Text block =
##########

Metrics (or Estimation) Specialist performs the role of "Chief Memory
Officer"; that is, someone who remembers the past, so that we can avoid
the same mistakes in the future. [1] As a software development manager, I
became interested in software metrics for providing decision support
information related to my projects. Software metrics provide many
benefits for such things as managing outsourcing contracts, process
improvement, productivity benchmarking, and balanced scorecards; however,
you would be missing one of the greatest benefits, if historical software
metrics were not used for making decisions and planning projects.
The analysis
of project level data has taught me some lessons over the years, which I
will share. All of this analysis was done using QSM’s SLIMtm
tools. This includes the primary components of the PBN process, which
are to:
1. Collect, slice
and dice internal historical project data
2. Normalize the
software project data for comparison
3. Trend the data
4. Analyze the data
to discover facts
5. Use the analysis
results for planning software projects
Collect, Slice,
and Dice the Data
To begin with,
data must be collected for internal historical projects. This can be done
via a productivity benchmark [2, 3] or this could be accomplished by less
formal methods; however, the data must include the SEI CMM core measures
of size, effort, schedule, and defects [1]. Data consistency is the key
to having a good decision support database. In order to insure
consistency, document the rules in a data dictionary. Also, when building
an internal historical project repository, the project data points should
be categorized. Allow for enough stratification such that apples to
apples project comparisons can be made if needed; such as, project type,
environment, user organization, development organization, language, etc.
Next, the
Metrics Specialist needs a "slicer and dicer," with the capability to
extract and analyze the data statistically. This can be accomplished
using software metrics tools such as QSM’s SLIM-Metricstm
and DataManagertm. Specific project data can be
compared to the entire database, specific subsets of data, or both.
Ideally, if you have access to industry data (QSM, IFPUG, etc.),
benchmarking specific project data against industry data is also
beneficial as an additional decision point. However, the benefit of
having internal historical project data cannot be overemphasized.

##########

Recorded data =
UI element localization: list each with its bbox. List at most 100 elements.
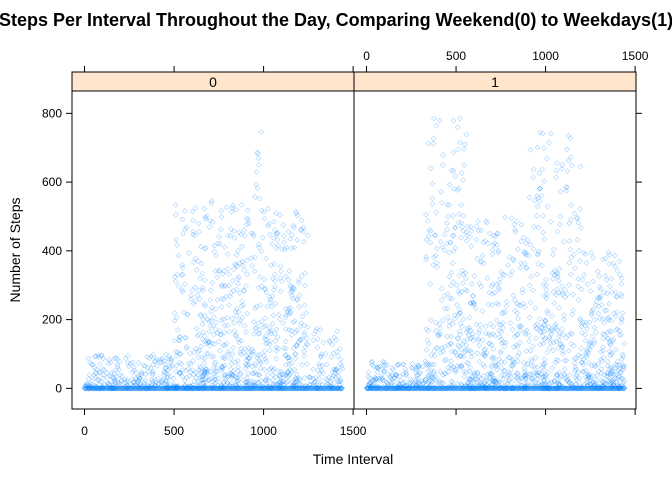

##########

Given exercise A =
Turn the paragraph of the software metrics text that begins "To begin with, data must be collected" into a short bulleted list that keeps its main facts.
Given exercise B =
Write the next part of the software metrics text, picking up after its final sentence.

Task answer A =
- Collect data on past internal projects, either through a productivity benchmark or by less formal methods.
- The data must include the SEI CMM core measures: size, effort, schedule, and defects.
- Consistent data is the key to a good decision support database, so write down the rules in a data dictionary.
- Categorize the project data points in the repository finely enough (project type, environment, user organization, development organization, language, etc.) to allow apples-to-apples comparisons.

Task answer B =
Normalize the Data
One of my
metrics discoveries was the importance of normalizing project size
data for statistical trending. This is not to argue the merits of Source
Lines of Code (SLOC) versus Function Points (FP), since I use both
measures. However, my objective is to describe how I have been using
these measures, continuously improving the results as I refined my
techniques by using discovery metrics. [7] There is no perfect software
sizing measure; therefore, I use the best aspects of both the SLOC and FP
measures, which in my opinion achieves better results, as long as you use
consistent counting methods. I primarily use FP's for sizing project
estimates. Because FP's reflect the user view of a software project, a FP
count can be accurately determined based upon the software requirements.
As the project requirements change, the FP count can be updated to reflect
changes in project size.
I first tried
using Function Points as the size component for statistically trending
historical project data. However for this purpose, I discovered that
there is not a strong convergence of data, unless the project size values
are normalized based upon programming languages and code mix. Therefore, I
convert FP's to SLOC. This can be done using Industry Factors such as
those provided by SPR (Capers Jones) or as illustrated in the September
2000 issue of ITMS [1], but preferably you should use
SLOC/FP factors that have been internally calibrated. I have also found
that it is important to normalize project size, in relation to the effort
required to produce the code (new, modified, reused, tested, etc.), for
determining the productivity rate to use for a project estimate.
In the early
1980's, Robert Tausworthe of the Jet Propulsion Laboratory of the
California Institute of Technology, determined a relationship between the
effort to develop new code and the effort to modify code. Basically, the
theory suggests that if the effort to develop a line of new code is taken
as unity, then the effort to modify a line of existing code is some
fractional value. The values that Tausworthe found on a number of JPL
rehosting contracts are shown in Table 1. [4, 5] I do not always use the
full range of Tausworthe factors, simplifying it most of the time to using
factors of 1.0 for new/conversion code, and .24 for modified/deleted code
(.24 is the average of all of the effort ratios except for "New Code").
Also, if the project involves a substantial amount of regression testing,
as is the case with COTS (Commercial-Off-The-Shelf) software customization
and integration projects, then it is important to apply the "Tested" ratio
of .12 as well, to all of the unmodified code.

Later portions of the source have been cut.